• Objective
Each line of the data that includes the string "this" is to be copied out.

• Stored data
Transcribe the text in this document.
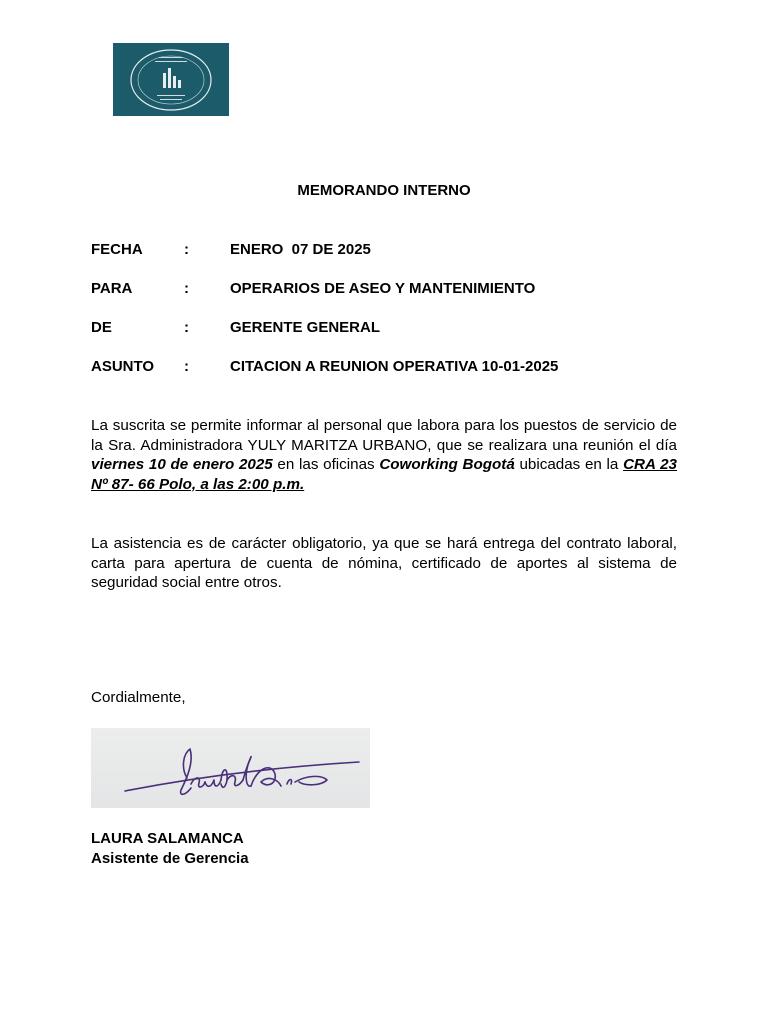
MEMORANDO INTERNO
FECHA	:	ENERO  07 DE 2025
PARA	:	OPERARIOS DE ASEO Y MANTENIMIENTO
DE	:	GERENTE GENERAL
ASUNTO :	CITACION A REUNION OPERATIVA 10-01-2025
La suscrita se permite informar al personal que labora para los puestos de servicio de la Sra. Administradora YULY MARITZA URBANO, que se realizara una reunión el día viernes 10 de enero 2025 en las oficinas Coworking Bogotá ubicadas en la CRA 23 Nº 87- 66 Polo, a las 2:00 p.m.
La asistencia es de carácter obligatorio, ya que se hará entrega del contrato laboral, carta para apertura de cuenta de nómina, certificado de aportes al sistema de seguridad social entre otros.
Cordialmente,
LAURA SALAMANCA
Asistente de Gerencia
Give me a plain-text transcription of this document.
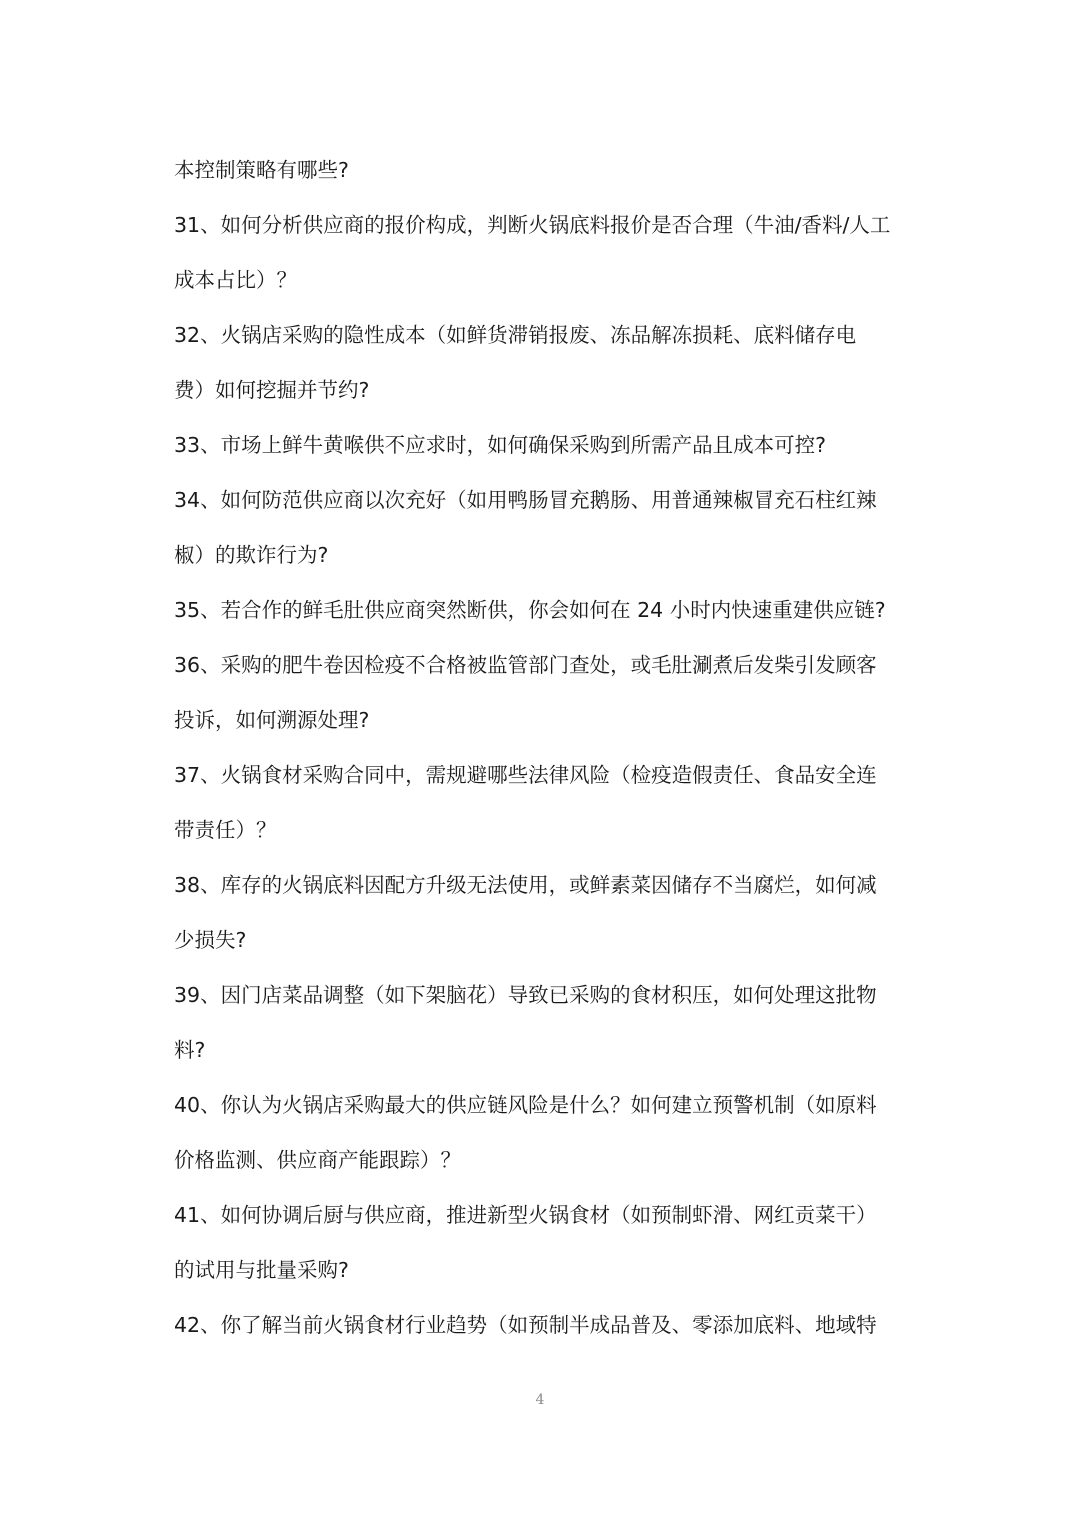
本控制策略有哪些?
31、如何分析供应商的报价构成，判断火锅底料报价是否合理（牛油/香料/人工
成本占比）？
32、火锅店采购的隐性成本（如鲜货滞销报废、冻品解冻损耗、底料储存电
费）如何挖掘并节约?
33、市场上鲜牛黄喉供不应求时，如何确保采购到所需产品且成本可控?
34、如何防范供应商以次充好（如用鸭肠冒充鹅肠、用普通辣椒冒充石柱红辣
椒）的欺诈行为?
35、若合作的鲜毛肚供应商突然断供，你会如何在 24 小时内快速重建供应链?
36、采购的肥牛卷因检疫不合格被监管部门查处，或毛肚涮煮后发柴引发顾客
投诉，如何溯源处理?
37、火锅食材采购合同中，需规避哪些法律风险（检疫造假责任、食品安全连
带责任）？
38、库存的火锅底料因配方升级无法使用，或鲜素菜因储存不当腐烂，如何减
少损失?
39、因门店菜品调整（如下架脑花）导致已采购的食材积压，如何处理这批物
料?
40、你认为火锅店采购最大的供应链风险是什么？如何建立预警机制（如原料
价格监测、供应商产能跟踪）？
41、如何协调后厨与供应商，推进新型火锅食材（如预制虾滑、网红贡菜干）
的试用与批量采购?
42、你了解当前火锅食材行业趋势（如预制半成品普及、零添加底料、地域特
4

==

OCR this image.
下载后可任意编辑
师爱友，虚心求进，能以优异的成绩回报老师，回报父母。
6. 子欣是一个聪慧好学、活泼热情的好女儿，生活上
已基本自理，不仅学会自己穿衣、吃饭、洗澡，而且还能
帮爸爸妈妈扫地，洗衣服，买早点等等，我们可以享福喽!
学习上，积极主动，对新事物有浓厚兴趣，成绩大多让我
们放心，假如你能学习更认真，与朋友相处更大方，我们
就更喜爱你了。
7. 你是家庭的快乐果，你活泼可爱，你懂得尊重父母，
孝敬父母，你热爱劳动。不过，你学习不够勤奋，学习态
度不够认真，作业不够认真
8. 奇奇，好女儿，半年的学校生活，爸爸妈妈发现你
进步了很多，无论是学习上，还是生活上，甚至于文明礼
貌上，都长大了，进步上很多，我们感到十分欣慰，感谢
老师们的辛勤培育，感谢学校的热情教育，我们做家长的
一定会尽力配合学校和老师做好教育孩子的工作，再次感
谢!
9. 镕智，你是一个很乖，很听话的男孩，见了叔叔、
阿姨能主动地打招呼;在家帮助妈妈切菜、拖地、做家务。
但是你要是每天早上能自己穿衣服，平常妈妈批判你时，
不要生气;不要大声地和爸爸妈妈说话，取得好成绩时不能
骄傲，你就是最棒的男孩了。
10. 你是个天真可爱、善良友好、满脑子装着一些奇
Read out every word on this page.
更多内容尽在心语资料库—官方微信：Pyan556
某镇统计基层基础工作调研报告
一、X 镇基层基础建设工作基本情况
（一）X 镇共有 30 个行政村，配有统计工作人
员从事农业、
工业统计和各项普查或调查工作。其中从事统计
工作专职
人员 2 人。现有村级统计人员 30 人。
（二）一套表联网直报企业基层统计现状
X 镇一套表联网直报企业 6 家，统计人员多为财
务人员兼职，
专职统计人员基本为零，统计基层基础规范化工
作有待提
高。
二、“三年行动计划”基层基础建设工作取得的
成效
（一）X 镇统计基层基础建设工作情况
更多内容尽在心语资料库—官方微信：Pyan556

• Worked answer
Transcribe the text in this document.
Give me a plain-text transcription of this document.
OCR this image.
Read out every word on this page.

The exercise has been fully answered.